Written exercise:
Give the count of lines in the data that include "Châu", with no other words.

▼

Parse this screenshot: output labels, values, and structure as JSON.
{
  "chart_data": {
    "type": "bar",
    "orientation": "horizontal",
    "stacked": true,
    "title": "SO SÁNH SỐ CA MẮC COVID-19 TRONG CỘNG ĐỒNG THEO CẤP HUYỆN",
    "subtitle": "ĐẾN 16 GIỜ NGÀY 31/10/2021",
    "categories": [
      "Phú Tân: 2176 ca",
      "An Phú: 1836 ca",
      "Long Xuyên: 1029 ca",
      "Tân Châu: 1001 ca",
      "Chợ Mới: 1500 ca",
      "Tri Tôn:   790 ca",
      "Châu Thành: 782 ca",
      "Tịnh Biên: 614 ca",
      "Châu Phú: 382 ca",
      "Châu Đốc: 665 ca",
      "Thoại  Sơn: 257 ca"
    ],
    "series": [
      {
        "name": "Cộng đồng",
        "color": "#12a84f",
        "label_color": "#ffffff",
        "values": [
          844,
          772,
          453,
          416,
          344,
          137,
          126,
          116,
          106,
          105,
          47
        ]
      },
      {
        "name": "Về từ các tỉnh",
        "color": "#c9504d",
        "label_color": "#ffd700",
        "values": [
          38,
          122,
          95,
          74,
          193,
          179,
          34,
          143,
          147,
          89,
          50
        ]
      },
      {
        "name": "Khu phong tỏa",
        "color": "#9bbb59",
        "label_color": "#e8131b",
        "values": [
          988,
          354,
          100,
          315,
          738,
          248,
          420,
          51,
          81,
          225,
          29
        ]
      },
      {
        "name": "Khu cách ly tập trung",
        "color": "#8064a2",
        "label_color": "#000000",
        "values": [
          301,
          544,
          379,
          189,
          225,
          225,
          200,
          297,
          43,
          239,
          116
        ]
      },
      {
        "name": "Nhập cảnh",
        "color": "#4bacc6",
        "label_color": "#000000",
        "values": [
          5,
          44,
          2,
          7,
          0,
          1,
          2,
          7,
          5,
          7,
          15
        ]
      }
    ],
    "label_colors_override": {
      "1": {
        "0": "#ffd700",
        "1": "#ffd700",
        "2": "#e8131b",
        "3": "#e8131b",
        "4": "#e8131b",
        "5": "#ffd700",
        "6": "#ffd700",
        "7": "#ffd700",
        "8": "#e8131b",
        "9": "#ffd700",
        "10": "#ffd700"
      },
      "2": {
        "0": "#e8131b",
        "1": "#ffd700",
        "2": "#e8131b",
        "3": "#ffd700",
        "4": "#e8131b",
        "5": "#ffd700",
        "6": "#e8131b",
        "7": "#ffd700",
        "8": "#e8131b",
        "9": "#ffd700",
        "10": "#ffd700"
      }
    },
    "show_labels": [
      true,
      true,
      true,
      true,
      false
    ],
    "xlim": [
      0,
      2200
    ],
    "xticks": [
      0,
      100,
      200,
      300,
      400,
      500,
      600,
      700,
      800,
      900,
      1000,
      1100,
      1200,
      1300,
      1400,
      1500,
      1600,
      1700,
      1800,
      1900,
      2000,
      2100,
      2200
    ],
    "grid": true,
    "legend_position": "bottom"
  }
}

▲

Answer to this exercise:
4